■ WHAT THIS TASK INVOLVES
What follows is a listing. Return every line of it exactly.

■ RECORDS FOR PROCESSING
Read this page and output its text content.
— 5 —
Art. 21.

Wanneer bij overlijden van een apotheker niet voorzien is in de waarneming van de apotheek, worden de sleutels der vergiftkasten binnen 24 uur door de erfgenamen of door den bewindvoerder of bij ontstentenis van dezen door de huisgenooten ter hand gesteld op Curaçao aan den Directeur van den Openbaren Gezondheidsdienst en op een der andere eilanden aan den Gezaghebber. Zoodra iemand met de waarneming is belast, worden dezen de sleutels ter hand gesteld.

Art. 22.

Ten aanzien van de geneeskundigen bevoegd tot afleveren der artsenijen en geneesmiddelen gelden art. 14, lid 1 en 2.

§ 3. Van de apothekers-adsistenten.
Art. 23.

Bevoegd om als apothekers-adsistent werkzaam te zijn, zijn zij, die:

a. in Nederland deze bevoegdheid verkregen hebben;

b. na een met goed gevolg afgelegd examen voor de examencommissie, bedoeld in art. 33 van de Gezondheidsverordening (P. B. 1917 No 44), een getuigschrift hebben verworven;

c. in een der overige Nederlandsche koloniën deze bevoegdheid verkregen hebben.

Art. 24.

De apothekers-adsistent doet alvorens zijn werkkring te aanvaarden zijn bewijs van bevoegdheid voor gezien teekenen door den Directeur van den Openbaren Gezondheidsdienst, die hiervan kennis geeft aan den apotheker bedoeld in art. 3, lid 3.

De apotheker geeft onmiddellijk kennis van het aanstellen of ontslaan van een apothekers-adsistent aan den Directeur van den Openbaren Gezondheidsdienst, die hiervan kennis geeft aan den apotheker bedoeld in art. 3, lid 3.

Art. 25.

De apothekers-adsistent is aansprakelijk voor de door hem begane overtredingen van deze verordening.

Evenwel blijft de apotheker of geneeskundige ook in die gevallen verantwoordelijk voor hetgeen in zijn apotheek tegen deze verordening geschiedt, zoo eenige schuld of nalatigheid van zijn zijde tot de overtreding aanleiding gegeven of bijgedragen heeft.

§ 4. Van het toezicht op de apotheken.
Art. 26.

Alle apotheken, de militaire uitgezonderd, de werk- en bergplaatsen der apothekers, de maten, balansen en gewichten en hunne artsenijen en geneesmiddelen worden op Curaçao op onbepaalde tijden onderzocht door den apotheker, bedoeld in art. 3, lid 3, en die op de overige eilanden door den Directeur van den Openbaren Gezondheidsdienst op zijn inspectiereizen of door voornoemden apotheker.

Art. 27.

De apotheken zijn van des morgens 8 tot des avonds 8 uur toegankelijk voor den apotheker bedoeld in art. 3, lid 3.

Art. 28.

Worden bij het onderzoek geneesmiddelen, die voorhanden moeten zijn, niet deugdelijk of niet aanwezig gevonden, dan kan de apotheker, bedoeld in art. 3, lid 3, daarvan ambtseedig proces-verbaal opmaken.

■ THE COMPLETED TASK
Read this page and output its text content.
— 5 —
Art. 21.

Wanneer bij overlijden van een apotheker niet voorzien is in de waarneming van de apotheek, worden de sleutels der vergiftkasten binnen 24 uur door de erfgenamen of door den bewindvoerder of bij ontstentenis van dezen door de huisgenooten ter hand gesteld op Curaçao aan den Directeur van den Openbaren Gezondheidsdienst en op een der andere eilanden aan den Gezaghebber. Zoodra iemand met de waarneming is belast, worden dezen de sleutels ter hand gesteld.

Art. 22.

Ten aanzien van de geneeskundigen bevoegd tot afleveren der artsenijen en geneesmiddelen gelden art. 14, lid 1 en 2.

§ 3. Van de apothekers-adsistenten.
Art. 23.

Bevoegd om als apothekers-adsistent werkzaam te zijn, zijn zij, die:

a. in Nederland deze bevoegdheid verkregen hebben;

b. na een met goed gevolg afgelegd examen voor de examencommissie, bedoeld in art. 33 van de Gezondheidsverordening (P. B. 1917 No 44), een getuigschrift hebben verworven;

c. in een der overige Nederlandsche koloniën deze bevoegdheid verkregen hebben.

Art. 24.

De apothekers-adsistent doet alvorens zijn werkkring te aanvaarden zijn bewijs van bevoegdheid voor gezien teekenen door den Directeur van den Openbaren Gezondheidsdienst, die hiervan kennis geeft aan den apotheker bedoeld in art. 3, lid 3.

De apotheker geeft onmiddellijk kennis van het aanstellen of ontslaan van een apothekers-adsistent aan den Directeur van den Openbaren Gezondheidsdienst, die hiervan kennis geeft aan den apotheker bedoeld in art. 3, lid 3.

Art. 25.

De apothekers-adsistent is aansprakelijk voor de door hem begane overtredingen van deze verordening.

Evenwel blijft de apotheker of geneeskundige ook in die gevallen verantwoordelijk voor hetgeen in zijn apotheek tegen deze verordening geschiedt, zoo eenige schuld of nalatigheid van zijn zijde tot de overtreding aanleiding gegeven of bijgedragen heeft.

§ 4. Van het toezicht op de apotheken.
Art. 26.

Alle apotheken, de militaire uitgezonderd, de werk- en bergplaatsen der apothekers, de maten, balansen en gewichten en hunne artsenijen en geneesmiddelen worden op Curaçao op onbepaalde tijden onderzocht door den apotheker, bedoeld in art. 3, lid 3, en die op de overige eilanden door den Directeur van den Openbaren Gezondheidsdienst op zijn inspectiereizen of door voornoemden apotheker.

Art. 27.

De apotheken zijn van des morgens 8 tot des avonds 8 uur toegankelijk voor den apotheker bedoeld in art. 3, lid 3.

Art. 28.

Worden bij het onderzoek geneesmiddelen, die voorhanden moeten zijn, niet deugdelijk of niet aanwezig gevonden, dan kan de apotheker, bedoeld in art. 3, lid 3, daarvan ambtseedig proces-verbaal opmaken.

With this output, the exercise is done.